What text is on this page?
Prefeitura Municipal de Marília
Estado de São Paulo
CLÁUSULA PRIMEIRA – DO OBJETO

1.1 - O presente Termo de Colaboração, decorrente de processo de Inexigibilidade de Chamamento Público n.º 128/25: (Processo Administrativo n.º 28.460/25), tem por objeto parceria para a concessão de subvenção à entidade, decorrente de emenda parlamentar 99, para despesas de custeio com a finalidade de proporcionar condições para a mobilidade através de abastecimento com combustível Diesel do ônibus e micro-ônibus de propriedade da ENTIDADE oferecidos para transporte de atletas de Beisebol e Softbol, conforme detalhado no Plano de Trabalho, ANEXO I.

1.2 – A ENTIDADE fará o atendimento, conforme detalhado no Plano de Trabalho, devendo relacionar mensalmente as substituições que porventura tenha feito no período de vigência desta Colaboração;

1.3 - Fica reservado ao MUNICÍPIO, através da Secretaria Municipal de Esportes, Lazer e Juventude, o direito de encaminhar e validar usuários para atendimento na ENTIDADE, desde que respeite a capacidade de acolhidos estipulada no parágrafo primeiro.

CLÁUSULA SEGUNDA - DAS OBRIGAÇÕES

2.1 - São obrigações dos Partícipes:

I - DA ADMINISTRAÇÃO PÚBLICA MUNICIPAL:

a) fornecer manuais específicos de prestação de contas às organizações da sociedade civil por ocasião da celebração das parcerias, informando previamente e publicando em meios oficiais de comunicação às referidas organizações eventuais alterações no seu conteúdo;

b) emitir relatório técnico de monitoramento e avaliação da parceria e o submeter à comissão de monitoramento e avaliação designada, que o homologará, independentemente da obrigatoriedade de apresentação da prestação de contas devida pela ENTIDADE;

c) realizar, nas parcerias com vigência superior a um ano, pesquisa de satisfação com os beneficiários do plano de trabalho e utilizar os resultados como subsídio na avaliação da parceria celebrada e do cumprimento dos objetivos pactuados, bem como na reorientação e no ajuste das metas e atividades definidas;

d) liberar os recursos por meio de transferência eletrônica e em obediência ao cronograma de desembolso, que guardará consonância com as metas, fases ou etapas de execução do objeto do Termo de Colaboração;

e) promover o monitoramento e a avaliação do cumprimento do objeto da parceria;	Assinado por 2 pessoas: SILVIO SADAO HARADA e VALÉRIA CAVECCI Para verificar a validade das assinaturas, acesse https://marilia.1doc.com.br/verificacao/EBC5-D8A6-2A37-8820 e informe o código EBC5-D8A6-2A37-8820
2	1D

= PROBLEM TO WORK ON =
Gather from the data above every line with the string "cumprimento".

= RESULT OF THIS TASK =
c) realizar, nas parcerias com vigência superior a um ano, pesquisa de satisfação com os beneficiários do plano de trabalho e utilizar os resultados como subsídio na avaliação da parceria celebrada e do cumprimento dos objetivos pactuados, bem como na reorientação e no ajuste das metas e atividades definidas;
e) promover o monitoramento e a avaliação do cumprimento do objeto da parceria;	Assinado por 2 pessoas: SILVIO SADAO HARADA e VALÉRIA CAVECCI Para verificar a validade das assinaturas, acesse https://marilia.1doc.com.br/verificacao/EBC5-D8A6-2A37-8820 e informe o código EBC5-D8A6-2A37-8820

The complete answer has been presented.